Retype the full text about Geisel students on Match Day word for word.
START Extract to read
Geisel Students Take Next Step in Their Medical Journeys

Read the full story, published March 21 by the Geisel School of Medicine.

At the much-anticipated annual Match Day event, 87 Geisel School of Medicine students learned where they will pursue their next three to seven years of residency training after graduation.

Primary care was the most popular specialty choice among Geisel students, with 42 choosing residencies in family medicine, internal medicine, or pediatrics. (Photo by Lars Blackmore)

"What an incredibly exciting day," says Wiley “Chip” Souba, dean of the Geisel School. "This is the first Dartmouth MD student class that I have seen through all four years as dean of the medical school, and I am extremely proud of all of them. I know that as they begin their residencies at some of the finest institutions in our region and across the U.S., they will excel as physicians leaders who will improve many lives."

Every year, fourth-year medical students across the country submit their top choices for residency programs into a computer program operated by the American Association of Medical Colleges (AAMC). Residency programs also submit lists of applicants in their order of preference. The lists are then compared against each other using the AAMC's computer algorithm, matching students to their residency programs.

Reinforcing Geisel's rise to No. 18 in the 2015 U.S. News & World Report Best Medical Schools Primary Care ranking, primary care was the most popular specialty choice among Geisel students, with 42 (48.3 percent of the class) choosing residencies in family medicine, internal medicine or pediatrics. Emergency medicine, anesthesiology, and obstetrics and gynecology were the next most sought-after specialties. Residency locations ranged from primary care programs at Yale, Cambridge (MA) Health Alliance, California Pacific Medical Center in San Francisco, the University of Washington, and Dartmouth-Hitchcock Medical Center, to residency specialties at Massachusetts General Hospital and Brigham & Women's Hospital in Boston, the Cleveland Clinic, New York Presbyterian Hospital-Cornell, and Stanford University.
END Extract to read
START Listed records
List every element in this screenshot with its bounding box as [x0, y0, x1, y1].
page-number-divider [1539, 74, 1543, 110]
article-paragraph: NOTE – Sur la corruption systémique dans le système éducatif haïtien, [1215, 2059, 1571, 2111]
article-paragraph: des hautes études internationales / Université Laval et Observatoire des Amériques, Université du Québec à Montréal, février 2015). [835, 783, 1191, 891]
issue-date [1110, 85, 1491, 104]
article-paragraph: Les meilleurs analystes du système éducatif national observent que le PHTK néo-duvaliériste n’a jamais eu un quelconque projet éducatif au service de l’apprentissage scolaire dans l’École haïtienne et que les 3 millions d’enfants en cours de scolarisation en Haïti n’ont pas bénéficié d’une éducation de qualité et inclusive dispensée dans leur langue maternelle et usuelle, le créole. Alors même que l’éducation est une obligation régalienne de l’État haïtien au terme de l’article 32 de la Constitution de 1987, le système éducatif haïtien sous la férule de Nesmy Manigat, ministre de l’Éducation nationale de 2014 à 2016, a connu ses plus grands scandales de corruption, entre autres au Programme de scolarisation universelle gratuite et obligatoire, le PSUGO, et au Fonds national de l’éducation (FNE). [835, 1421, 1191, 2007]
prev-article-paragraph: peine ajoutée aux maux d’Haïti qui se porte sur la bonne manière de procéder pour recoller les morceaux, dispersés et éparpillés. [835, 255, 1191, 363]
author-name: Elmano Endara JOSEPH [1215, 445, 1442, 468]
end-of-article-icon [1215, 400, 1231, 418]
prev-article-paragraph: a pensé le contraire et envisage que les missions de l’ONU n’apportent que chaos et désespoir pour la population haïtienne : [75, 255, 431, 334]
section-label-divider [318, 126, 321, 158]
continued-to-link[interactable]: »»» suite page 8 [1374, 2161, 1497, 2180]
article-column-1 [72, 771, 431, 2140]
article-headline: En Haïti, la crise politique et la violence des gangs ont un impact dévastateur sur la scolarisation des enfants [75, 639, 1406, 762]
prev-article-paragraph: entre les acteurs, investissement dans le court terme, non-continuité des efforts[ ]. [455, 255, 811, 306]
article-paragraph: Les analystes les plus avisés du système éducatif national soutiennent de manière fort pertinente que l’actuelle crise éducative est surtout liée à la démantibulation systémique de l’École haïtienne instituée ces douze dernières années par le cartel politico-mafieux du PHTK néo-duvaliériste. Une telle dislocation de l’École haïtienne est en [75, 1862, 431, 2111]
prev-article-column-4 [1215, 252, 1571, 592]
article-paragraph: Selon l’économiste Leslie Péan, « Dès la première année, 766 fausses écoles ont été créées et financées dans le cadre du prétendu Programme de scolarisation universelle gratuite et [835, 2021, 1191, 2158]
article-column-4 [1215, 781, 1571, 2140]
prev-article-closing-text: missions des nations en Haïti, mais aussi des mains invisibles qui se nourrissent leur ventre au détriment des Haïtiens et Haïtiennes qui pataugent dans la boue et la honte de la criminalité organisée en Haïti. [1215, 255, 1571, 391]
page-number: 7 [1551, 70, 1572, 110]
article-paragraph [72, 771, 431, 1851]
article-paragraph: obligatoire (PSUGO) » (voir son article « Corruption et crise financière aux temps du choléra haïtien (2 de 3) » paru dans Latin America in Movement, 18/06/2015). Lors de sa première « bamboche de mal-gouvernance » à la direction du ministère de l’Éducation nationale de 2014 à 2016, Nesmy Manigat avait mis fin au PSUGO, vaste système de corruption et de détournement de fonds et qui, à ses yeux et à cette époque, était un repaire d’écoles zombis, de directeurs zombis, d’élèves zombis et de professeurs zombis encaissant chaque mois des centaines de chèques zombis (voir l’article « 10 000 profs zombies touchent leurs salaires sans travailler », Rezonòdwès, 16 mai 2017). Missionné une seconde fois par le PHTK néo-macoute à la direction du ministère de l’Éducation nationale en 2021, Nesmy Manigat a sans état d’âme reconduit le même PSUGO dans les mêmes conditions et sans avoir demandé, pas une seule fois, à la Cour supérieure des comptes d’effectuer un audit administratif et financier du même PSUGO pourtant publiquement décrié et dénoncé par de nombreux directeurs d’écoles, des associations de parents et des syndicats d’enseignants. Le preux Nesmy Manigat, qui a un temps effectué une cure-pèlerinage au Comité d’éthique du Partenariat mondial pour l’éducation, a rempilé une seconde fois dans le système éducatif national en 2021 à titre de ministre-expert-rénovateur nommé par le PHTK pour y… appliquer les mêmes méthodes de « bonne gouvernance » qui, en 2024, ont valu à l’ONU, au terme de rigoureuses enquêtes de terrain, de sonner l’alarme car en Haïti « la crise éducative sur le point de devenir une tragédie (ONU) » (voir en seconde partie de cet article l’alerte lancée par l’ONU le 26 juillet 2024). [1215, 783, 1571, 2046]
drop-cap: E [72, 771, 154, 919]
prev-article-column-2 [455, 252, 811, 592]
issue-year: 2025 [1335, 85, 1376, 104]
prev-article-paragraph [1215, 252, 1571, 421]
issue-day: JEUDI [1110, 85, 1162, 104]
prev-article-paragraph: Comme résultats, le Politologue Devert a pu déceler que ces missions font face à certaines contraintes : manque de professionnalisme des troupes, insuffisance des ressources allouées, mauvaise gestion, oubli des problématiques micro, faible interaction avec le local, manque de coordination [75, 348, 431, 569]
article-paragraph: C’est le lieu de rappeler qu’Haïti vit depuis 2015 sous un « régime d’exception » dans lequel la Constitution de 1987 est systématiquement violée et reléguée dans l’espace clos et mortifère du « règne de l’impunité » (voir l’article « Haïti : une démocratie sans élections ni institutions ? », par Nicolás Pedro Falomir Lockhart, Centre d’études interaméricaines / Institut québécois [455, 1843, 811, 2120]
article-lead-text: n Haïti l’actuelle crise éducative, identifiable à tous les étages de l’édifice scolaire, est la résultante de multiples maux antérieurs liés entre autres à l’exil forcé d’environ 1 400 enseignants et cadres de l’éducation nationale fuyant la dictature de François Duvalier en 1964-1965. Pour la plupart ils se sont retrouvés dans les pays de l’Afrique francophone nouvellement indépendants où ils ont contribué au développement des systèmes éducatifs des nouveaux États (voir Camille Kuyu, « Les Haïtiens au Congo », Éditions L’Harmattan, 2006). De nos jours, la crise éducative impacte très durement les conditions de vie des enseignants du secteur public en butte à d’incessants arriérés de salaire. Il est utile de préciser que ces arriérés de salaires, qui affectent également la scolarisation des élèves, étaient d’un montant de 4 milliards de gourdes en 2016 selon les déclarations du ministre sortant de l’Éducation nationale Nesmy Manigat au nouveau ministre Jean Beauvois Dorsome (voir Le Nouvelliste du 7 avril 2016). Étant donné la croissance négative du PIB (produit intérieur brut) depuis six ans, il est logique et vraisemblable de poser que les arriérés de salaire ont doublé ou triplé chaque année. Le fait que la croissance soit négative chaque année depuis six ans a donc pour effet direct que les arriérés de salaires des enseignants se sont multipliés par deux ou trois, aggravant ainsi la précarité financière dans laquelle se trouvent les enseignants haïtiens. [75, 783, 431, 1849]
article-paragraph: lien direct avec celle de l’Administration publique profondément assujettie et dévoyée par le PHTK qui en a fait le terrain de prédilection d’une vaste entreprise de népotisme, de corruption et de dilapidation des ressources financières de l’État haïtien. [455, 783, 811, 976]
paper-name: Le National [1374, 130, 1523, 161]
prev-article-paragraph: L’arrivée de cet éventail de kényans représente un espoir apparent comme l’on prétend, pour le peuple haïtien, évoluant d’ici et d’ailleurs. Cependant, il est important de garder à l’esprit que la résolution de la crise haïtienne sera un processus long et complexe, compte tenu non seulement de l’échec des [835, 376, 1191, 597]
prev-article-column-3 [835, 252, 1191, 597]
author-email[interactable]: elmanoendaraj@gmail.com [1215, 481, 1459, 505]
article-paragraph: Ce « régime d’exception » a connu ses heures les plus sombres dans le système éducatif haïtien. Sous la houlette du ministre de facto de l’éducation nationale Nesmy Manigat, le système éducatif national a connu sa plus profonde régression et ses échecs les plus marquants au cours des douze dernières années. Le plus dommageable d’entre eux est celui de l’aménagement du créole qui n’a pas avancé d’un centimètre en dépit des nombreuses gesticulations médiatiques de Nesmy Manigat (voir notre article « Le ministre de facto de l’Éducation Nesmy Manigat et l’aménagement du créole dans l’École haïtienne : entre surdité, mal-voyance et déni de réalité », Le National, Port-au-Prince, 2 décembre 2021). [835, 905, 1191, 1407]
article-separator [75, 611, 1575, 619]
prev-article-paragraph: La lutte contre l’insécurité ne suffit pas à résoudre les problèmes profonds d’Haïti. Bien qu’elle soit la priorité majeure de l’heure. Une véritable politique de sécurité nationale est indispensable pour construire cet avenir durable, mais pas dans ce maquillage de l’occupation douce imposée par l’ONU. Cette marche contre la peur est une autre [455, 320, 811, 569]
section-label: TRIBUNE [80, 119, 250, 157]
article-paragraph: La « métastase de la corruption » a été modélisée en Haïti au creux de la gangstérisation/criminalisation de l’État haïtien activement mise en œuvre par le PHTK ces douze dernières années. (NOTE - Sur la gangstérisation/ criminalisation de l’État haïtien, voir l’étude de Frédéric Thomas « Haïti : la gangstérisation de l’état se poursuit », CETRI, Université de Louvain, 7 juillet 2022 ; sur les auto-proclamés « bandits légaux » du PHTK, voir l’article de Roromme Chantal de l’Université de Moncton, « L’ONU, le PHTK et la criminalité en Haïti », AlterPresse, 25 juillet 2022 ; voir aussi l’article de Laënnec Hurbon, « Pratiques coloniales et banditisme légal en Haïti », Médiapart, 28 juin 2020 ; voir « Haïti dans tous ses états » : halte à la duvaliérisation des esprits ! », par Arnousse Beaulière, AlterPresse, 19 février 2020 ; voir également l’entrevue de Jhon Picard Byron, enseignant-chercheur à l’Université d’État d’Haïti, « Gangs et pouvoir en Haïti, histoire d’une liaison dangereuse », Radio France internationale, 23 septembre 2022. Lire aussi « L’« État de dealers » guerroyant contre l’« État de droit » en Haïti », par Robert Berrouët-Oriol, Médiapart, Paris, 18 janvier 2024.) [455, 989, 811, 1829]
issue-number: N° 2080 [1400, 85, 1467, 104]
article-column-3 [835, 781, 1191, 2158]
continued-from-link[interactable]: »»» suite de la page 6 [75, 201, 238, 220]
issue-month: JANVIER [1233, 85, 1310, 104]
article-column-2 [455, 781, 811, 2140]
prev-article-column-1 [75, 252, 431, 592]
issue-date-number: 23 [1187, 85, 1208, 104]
END Listed records
__Solution to this problem__.
Geisel Students Take Next Step in Their Medical Journeys

Read the full story, published March 21 by the Geisel School of Medicine.

At the much-anticipated annual Match Day event, 87 Geisel School of Medicine students learned where they will pursue their next three to seven years of residency training after graduation.

Primary care was the most popular specialty choice among Geisel students, with 42 choosing residencies in family medicine, internal medicine, or pediatrics. (Photo by Lars Blackmore)

"What an incredibly exciting day," says Wiley “Chip” Souba, dean of the Geisel School. "This is the first Dartmouth MD student class that I have seen through all four years as dean of the medical school, and I am extremely proud of all of them. I know that as they begin their residencies at some of the finest institutions in our region and across the U.S., they will excel as physicians leaders who will improve many lives."

Every year, fourth-year medical students across the country submit their top choices for residency programs into a computer program operated by the American Association of Medical Colleges (AAMC). Residency programs also submit lists of applicants in their order of preference. The lists are then compared against each other using the AAMC's computer algorithm, matching students to their residency programs.

Reinforcing Geisel's rise to No. 18 in the 2015 U.S. News & World Report Best Medical Schools Primary Care ranking, primary care was the most popular specialty choice among Geisel students, with 42 (48.3 percent of the class) choosing residencies in family medicine, internal medicine or pediatrics. Emergency medicine, anesthesiology, and obstetrics and gynecology were the next most sought-after specialties. Residency locations ranged from primary care programs at Yale, Cambridge (MA) Health Alliance, California Pacific Medical Center in San Francisco, the University of Washington, and Dartmouth-Hitchcock Medical Center, to residency specialties at Massachusetts General Hospital and Brigham & Women's Hospital in Boston, the Cleveland Clinic, New York Presbyterian Hospital-Cornell, and Stanford University.